▶ _TAREFA ESCRITA A_:
Reproduza palavra por palavra as linhas dos registros, começando pela primeira e seguindo até a linha que contém "data-label-10: 76 <box>890 157 909 175</box>", incluindo as duas pontas.

........

Ninguém é mais pop que o Papa. Jesus Cristo ou os Beatles não foram tão famosos, nem arrastaram milhões de pessoas em funerais fantásticos como este que estamos vendo. Penso no corpo deteriorando em dias e dias levado daqui para lá. Tantos católicos! Nunca se soube que eram tantos. Presidentes e governantes de joelhos, o povo atropela-se e sacrifica horas sem fim nas filas, o Vaticano em polvorosa pelo Papa que virá. Como nos velórios do interior em que o defunto transforma-se em santo, o papa transformou-se no próprio redentor da humanidade, um Cristo de corpo morto, sem possibilidade de ressurreição. Que venha o próximo, precisamos de deuses.

Um dos requisitos para o candidato é a intimidade com a mídia. O futuro papa deve ter carisma e estar antenado com as novidades da comunicação global. Talvez ter um blog. Com o Cristo crucificado ao fundo e posts em prol da tolerância. Mas, isto é o de menos. Importantíssimo para chegar a Papa é ser um manancial de virtudes.

(A exibição das virtudes humanas nos jornais e tevês tem-me estapeado nos últimos dias, estão em todos os cantos, gritando sua pureza em detrimento de meus defeitos.)

........

▶ _TAREFA ESCRITA B_:
No trecho sobre o Papa, o que é apontado como importantíssimo para chegar a Papa?

........

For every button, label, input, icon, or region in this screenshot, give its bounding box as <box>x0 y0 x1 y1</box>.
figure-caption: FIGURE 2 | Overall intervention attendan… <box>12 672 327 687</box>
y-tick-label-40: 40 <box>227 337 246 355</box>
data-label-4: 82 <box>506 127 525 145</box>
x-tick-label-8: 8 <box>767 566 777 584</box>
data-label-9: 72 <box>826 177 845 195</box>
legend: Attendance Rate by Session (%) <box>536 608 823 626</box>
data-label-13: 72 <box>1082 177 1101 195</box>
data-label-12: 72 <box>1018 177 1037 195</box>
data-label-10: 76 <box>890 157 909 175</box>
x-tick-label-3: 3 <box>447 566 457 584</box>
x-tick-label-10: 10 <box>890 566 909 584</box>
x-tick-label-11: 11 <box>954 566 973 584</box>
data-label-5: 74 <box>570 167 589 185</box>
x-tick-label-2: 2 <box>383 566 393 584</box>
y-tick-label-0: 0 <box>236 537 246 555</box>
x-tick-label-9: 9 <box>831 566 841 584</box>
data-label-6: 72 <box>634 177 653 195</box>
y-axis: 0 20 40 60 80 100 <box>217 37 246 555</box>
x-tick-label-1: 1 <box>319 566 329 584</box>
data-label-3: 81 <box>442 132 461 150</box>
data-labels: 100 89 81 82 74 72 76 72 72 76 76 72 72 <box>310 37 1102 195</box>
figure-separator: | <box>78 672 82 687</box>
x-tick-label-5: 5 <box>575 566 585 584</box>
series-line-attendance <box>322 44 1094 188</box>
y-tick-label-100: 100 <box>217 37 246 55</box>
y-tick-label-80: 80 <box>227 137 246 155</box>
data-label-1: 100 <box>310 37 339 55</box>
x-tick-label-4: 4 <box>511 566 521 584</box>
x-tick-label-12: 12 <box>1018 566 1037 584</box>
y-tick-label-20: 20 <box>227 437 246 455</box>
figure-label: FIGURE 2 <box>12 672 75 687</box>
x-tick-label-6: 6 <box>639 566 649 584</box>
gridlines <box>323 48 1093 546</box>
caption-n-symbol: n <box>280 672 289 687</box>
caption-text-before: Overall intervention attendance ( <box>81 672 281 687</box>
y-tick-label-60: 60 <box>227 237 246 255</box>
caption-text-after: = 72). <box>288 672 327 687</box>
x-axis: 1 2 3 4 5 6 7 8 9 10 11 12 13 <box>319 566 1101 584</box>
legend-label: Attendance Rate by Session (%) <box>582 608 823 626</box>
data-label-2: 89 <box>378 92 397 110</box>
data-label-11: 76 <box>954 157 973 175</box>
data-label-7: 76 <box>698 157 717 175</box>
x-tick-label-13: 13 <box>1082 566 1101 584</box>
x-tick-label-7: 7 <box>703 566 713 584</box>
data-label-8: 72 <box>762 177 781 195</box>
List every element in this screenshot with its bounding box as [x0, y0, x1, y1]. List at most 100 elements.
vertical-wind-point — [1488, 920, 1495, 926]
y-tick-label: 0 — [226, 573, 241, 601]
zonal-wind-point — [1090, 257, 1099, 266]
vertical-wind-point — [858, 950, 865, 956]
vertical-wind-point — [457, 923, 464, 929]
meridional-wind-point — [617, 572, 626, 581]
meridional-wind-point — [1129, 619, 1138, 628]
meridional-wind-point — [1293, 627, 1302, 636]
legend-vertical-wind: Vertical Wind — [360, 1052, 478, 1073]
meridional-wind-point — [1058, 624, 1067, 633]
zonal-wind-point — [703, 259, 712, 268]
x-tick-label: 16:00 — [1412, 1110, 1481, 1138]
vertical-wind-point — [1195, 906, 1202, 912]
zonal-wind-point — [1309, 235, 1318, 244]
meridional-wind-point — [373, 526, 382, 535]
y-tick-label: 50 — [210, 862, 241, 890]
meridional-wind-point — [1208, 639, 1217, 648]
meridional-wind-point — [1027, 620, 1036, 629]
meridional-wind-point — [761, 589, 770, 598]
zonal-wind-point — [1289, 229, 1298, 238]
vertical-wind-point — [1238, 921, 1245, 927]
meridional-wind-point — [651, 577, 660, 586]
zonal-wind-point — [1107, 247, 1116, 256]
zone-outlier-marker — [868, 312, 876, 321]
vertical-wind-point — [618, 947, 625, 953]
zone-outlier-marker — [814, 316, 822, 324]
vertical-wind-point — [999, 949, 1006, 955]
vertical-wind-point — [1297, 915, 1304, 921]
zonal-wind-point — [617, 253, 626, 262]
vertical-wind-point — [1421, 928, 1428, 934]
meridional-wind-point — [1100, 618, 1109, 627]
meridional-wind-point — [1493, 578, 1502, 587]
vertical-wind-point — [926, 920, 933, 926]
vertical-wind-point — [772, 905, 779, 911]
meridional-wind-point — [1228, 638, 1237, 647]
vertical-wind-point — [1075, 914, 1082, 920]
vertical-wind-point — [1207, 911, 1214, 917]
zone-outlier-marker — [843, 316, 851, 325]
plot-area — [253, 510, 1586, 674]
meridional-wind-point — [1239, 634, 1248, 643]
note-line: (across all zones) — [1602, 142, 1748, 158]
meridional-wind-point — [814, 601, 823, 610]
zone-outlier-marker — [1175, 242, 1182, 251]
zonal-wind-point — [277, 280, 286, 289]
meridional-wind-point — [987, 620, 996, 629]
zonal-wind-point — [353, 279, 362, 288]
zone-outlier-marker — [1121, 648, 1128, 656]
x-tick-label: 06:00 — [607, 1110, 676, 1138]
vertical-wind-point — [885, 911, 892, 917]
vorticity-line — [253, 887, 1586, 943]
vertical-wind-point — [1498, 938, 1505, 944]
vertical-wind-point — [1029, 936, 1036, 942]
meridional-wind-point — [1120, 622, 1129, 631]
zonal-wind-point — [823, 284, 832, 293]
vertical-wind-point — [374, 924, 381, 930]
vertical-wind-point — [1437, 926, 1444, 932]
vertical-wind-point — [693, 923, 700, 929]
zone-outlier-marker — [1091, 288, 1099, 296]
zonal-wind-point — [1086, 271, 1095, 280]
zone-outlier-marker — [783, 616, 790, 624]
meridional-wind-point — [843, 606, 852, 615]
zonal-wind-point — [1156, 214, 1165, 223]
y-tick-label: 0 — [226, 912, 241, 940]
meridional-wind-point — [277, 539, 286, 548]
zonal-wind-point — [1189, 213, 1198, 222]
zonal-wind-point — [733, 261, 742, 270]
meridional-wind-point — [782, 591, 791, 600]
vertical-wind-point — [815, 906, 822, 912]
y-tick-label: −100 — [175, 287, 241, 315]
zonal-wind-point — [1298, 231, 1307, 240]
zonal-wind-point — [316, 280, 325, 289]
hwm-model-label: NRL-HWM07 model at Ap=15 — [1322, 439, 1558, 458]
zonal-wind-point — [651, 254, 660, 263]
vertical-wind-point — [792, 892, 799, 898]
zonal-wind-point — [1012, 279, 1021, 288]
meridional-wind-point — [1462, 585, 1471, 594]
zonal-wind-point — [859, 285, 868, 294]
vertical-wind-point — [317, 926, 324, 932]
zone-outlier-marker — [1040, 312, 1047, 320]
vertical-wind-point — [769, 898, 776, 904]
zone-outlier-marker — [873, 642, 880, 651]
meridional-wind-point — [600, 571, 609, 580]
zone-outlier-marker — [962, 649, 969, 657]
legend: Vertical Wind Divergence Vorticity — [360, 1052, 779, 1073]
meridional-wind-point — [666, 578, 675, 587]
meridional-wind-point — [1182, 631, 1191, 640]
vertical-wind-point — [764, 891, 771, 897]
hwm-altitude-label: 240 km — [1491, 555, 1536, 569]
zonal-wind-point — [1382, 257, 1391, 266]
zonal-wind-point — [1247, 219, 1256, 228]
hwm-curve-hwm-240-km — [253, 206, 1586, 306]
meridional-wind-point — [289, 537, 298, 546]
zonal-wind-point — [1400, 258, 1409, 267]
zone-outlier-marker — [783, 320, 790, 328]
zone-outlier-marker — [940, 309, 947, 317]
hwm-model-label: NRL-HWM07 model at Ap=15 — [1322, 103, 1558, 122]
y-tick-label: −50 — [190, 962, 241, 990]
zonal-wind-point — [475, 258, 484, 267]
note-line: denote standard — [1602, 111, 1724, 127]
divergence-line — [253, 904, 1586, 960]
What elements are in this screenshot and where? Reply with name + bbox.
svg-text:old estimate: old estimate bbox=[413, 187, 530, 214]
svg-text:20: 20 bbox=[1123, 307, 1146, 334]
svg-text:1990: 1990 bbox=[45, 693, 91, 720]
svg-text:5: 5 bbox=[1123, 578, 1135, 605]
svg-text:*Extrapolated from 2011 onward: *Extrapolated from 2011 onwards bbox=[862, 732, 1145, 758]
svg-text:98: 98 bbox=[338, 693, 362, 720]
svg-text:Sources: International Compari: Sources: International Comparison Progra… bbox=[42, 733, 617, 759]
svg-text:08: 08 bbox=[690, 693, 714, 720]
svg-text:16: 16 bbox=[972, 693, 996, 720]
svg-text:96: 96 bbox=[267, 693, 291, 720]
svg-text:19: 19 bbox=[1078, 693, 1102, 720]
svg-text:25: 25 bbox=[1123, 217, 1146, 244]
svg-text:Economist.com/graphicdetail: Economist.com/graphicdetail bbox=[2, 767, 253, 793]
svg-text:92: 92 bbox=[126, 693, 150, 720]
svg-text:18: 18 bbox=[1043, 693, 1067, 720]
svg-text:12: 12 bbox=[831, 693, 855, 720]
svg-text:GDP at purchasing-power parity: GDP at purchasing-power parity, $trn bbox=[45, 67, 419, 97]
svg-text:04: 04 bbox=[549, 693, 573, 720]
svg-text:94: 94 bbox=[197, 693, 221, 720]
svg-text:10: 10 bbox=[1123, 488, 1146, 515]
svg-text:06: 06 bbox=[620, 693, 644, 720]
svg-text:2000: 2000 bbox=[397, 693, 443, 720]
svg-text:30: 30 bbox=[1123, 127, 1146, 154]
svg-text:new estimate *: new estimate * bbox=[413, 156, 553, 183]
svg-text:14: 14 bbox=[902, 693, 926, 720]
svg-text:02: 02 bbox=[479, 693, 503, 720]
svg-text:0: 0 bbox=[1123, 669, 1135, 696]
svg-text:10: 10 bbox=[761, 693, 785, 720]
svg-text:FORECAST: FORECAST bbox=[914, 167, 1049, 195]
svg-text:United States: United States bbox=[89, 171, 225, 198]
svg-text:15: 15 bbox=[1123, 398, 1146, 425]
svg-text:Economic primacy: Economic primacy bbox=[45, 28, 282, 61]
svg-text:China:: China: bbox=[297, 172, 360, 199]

........

▶ _RESPOSTA A_:
For every button, label, input, icon, or region in this screenshot, give its bounding box as <box>x0 y0 x1 y1</box>.
figure-caption: FIGURE 2 | Overall intervention attendan… <box>12 672 327 687</box>
y-tick-label-40: 40 <box>227 337 246 355</box>
data-label-4: 82 <box>506 127 525 145</box>
x-tick-label-8: 8 <box>767 566 777 584</box>
data-label-9: 72 <box>826 177 845 195</box>
legend: Attendance Rate by Session (%) <box>536 608 823 626</box>
data-label-13: 72 <box>1082 177 1101 195</box>
data-label-12: 72 <box>1018 177 1037 195</box>
data-label-10: 76 <box>890 157 909 175</box>

▶ _RESPOSTA B_:
Ser um manancial de virtudes.